RECORDS FOR THE EXERCISE
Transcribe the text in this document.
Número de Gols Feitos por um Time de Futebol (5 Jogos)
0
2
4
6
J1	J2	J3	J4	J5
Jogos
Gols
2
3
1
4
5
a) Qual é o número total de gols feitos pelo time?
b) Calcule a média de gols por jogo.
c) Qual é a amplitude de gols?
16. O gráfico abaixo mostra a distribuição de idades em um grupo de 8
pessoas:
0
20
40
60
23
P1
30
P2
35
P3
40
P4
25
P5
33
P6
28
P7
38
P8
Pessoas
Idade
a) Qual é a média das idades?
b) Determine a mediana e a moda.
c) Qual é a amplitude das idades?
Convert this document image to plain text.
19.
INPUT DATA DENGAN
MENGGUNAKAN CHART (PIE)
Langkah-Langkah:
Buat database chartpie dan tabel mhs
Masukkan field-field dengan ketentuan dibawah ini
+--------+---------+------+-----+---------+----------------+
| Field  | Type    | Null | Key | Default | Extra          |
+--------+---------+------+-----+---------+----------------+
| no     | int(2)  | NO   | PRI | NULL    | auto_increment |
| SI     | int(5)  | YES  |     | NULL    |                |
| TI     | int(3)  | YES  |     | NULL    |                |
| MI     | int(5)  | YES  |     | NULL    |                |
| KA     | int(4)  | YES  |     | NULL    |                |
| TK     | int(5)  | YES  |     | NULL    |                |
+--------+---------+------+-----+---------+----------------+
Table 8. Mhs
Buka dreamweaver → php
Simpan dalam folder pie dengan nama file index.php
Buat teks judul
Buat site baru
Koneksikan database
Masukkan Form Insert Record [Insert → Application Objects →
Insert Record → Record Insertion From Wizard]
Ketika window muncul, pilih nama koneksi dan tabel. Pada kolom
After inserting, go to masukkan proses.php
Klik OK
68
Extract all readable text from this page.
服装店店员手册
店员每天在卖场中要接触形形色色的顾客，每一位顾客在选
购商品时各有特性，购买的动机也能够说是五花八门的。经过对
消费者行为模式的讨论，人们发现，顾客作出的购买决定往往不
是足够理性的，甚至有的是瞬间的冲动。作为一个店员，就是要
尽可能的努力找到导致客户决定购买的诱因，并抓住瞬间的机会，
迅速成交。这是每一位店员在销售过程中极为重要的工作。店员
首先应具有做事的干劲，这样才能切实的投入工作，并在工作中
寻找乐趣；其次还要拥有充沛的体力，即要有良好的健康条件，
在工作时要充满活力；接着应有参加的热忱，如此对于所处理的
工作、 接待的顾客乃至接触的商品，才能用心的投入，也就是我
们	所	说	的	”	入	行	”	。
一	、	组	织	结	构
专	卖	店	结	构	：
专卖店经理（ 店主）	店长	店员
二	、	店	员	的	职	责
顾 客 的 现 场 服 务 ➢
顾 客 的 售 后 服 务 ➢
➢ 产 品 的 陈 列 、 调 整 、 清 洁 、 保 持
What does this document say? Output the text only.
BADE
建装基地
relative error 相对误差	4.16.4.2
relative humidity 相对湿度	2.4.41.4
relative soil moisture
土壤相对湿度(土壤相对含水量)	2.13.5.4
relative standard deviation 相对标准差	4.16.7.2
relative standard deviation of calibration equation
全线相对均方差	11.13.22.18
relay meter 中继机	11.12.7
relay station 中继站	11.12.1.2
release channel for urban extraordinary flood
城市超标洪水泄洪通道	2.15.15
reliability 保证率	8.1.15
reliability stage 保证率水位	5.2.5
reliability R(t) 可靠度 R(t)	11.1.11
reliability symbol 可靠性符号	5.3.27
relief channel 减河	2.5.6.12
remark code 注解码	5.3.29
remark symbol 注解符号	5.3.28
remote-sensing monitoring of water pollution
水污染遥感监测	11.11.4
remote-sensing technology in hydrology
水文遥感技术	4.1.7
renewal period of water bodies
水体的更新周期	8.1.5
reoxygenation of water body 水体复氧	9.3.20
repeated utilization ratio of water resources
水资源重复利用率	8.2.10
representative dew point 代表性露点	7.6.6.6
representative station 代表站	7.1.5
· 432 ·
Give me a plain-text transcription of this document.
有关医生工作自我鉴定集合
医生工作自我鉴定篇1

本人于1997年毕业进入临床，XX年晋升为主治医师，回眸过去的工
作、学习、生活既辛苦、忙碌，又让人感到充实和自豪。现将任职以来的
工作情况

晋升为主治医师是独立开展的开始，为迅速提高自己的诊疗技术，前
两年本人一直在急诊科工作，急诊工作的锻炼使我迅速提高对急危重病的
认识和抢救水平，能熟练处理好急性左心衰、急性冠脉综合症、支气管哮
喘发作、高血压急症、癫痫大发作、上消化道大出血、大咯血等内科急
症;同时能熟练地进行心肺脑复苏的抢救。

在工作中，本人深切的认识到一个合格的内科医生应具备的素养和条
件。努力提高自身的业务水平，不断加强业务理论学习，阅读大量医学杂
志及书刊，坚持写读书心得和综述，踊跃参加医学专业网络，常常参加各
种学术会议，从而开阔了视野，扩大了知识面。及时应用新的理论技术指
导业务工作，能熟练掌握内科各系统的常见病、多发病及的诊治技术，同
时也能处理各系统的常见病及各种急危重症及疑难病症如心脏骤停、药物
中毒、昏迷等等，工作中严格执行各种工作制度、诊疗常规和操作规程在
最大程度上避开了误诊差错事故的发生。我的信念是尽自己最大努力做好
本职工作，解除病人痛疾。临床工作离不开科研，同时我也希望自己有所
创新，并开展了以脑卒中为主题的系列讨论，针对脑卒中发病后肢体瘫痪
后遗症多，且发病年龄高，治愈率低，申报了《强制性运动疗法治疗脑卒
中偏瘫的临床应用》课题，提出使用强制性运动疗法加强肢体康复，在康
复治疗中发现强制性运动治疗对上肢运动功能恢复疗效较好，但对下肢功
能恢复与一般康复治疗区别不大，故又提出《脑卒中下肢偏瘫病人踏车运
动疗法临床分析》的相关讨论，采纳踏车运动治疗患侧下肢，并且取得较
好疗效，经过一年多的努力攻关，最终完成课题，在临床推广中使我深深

EXERCISE AIM
Look for the word "document" and return every line where it occurs.

OUTPUT BELOW
Transcribe the text in this document.
Convert this document image to plain text.
What does this document say? Output the text only.
Give me a plain-text transcription of this document.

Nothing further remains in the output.